Instructions to follow: Tell how many lines in the data below hold the string "title"; give nothing but the number.

Data:
==========

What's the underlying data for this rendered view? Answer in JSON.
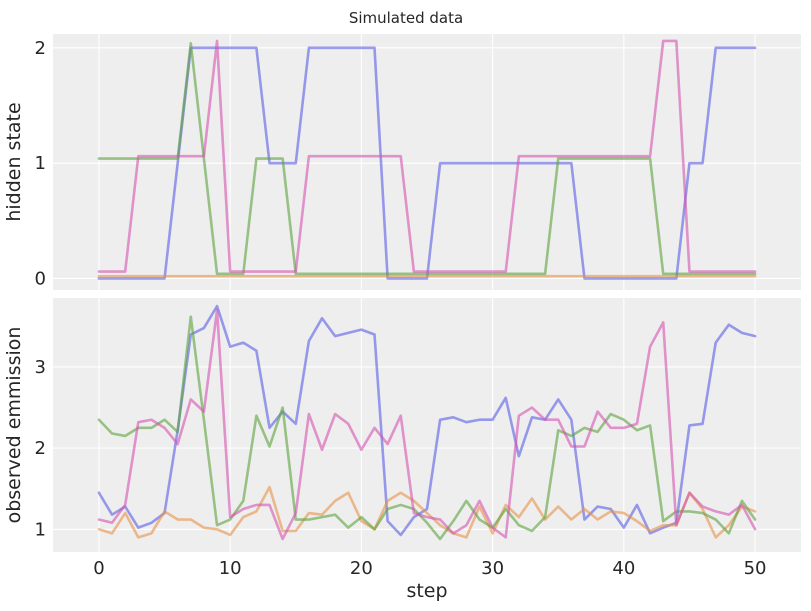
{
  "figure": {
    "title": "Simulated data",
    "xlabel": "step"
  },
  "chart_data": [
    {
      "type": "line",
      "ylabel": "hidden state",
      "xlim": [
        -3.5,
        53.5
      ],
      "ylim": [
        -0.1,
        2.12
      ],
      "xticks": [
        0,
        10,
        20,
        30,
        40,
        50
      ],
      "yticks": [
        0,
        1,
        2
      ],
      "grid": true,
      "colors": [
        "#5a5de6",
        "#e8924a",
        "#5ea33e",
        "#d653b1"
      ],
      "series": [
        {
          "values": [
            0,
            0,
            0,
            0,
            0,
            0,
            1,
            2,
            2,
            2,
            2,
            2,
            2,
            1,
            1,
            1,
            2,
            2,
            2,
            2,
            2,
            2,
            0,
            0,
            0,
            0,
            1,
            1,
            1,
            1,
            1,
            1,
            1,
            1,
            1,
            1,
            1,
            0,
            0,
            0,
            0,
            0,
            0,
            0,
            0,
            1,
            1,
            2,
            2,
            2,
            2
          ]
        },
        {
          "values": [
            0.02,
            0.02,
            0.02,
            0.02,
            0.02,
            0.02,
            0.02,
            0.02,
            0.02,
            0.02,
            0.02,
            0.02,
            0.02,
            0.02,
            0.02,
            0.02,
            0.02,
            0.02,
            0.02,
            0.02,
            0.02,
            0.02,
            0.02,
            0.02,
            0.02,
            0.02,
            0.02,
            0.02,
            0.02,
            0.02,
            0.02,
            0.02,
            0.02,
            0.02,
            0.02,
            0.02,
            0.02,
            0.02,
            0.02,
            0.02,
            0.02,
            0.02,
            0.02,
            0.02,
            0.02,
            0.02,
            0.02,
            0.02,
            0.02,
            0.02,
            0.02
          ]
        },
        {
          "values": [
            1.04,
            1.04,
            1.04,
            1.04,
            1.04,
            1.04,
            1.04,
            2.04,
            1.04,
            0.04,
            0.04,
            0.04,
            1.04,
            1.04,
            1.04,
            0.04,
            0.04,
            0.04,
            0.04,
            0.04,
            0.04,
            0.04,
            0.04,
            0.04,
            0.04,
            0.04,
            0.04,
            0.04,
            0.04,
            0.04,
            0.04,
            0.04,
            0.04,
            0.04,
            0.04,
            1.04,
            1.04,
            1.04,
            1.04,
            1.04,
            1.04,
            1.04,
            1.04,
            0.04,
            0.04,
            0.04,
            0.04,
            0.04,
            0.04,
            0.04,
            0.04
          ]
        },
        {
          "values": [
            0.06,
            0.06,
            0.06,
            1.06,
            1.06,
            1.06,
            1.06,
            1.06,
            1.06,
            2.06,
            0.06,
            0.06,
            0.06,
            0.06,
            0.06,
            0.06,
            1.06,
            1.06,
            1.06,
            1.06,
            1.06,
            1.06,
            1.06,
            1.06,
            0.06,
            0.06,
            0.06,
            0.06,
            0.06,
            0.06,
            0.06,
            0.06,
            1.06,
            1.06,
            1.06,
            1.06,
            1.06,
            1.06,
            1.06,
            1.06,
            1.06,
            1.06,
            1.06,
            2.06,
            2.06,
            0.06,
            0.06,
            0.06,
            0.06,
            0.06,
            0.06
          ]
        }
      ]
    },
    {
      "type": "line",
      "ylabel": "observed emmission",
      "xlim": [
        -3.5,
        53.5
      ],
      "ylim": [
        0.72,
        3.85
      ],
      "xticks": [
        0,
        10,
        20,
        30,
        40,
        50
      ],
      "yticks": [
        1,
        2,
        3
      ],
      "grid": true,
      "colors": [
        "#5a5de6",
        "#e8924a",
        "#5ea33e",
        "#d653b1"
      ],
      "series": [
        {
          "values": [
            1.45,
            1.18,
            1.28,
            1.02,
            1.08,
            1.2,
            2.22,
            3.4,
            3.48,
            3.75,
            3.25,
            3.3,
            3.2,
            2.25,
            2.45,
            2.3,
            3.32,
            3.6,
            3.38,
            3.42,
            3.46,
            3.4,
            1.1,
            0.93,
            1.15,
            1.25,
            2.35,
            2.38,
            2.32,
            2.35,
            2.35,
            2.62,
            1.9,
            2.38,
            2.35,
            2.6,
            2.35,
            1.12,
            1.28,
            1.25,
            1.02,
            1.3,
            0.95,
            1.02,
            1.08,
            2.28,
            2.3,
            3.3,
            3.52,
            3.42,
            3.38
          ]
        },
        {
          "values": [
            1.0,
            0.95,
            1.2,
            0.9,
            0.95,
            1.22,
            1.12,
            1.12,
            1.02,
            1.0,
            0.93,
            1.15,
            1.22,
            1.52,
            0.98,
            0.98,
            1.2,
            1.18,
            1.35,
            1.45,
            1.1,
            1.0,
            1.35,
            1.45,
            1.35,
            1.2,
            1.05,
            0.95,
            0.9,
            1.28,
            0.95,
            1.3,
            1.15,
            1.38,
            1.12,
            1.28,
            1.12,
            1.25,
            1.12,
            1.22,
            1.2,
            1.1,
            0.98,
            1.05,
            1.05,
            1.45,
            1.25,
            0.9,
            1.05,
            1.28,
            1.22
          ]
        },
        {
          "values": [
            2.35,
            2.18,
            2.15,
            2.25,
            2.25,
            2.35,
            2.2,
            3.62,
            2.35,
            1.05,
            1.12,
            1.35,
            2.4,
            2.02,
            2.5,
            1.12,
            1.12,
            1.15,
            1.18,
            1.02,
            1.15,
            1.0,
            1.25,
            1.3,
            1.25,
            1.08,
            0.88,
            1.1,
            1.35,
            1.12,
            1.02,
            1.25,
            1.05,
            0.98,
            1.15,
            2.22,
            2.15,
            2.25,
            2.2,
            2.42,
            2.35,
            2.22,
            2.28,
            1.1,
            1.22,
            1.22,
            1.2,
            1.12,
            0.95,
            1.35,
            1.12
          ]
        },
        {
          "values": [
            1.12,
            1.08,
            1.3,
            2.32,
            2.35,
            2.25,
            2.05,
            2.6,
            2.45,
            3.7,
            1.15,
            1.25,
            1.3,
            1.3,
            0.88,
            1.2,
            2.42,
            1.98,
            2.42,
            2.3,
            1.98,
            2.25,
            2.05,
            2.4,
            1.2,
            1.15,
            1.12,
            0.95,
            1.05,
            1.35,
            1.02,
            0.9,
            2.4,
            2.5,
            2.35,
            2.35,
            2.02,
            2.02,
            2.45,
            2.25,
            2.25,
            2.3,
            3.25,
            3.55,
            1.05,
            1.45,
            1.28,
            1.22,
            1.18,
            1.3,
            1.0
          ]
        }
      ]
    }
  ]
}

==========

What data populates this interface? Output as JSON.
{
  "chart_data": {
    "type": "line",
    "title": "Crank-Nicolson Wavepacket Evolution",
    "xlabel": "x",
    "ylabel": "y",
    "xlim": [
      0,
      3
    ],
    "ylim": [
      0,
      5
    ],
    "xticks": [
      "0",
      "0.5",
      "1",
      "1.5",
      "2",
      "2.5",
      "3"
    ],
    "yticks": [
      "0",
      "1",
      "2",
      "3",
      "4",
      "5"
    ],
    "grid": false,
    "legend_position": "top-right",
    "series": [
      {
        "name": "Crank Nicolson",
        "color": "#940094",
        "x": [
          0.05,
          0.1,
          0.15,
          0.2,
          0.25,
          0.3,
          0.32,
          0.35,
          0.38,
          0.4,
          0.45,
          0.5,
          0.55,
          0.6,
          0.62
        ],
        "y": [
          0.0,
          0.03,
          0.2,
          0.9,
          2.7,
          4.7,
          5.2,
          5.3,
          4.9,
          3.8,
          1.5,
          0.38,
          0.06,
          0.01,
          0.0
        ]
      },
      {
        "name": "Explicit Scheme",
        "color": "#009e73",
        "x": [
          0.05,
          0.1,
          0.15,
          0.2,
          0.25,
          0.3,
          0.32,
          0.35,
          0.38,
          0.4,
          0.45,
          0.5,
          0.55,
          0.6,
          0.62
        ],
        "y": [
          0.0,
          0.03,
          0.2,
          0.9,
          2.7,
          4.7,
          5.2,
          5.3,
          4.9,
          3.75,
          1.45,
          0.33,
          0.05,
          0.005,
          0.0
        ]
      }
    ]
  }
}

==========

Worked answer: 2